> **AVAILABLE DATA**:
■ ■ ■

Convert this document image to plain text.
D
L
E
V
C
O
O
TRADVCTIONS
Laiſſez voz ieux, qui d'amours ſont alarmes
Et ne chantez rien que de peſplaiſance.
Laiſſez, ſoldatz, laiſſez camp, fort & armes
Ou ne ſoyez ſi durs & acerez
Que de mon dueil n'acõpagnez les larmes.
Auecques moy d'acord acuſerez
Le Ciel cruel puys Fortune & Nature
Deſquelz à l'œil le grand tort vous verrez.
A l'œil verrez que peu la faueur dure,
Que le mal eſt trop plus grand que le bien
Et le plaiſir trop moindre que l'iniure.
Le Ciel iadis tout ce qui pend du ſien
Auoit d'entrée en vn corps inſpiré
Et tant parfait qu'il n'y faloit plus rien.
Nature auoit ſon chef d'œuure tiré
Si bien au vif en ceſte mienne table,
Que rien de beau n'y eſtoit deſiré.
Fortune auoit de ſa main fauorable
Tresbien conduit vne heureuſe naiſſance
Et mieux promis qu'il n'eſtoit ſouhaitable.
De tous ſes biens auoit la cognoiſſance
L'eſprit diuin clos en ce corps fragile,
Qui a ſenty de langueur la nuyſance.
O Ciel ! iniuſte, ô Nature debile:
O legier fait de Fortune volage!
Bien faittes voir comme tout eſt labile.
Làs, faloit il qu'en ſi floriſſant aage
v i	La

■ ■ ■

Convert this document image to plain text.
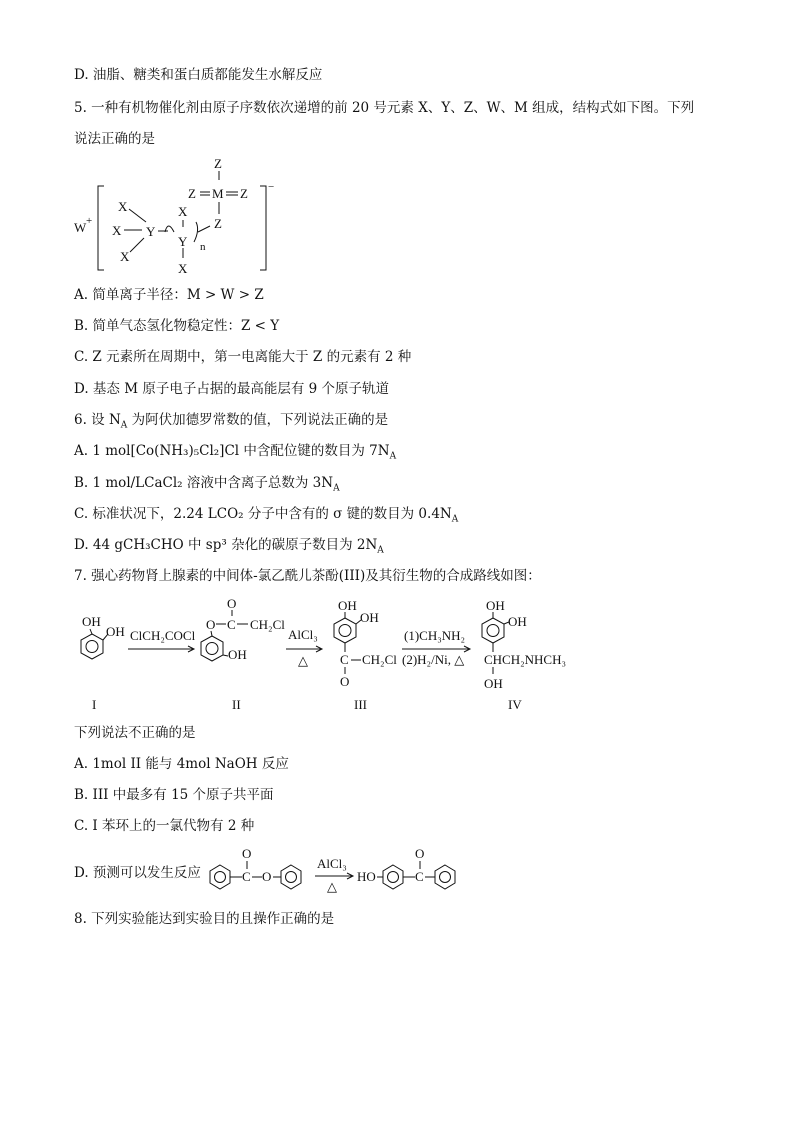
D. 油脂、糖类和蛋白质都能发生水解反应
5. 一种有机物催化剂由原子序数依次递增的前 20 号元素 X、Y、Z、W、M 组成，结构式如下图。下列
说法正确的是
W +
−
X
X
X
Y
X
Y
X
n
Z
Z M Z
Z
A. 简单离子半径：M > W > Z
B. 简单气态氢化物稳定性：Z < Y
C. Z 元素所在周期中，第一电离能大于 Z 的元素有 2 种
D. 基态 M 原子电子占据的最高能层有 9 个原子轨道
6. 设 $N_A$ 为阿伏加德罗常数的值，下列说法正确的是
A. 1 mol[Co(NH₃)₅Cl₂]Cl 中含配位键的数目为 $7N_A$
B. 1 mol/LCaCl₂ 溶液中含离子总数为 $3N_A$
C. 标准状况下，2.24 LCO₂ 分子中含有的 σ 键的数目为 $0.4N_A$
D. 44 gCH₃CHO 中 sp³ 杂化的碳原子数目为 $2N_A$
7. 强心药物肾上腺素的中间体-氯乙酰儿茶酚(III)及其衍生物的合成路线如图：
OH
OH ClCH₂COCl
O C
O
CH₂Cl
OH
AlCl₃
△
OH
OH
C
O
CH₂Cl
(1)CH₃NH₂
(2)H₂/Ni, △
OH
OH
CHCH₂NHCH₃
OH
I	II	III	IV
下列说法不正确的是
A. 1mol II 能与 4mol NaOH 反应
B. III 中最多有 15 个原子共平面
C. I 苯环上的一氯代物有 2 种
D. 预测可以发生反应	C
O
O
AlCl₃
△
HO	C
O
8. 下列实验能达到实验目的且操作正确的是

■ ■ ■

> **PROBLEM TO WORK ON**:
Copy each line in the data that holds the word "Laiſſez".

> **COMPLETE ANSWER**:
Laiſſez voz ieux, qui d'amours ſont alarmes
Laiſſez, ſoldatz, laiſſez camp, fort & armes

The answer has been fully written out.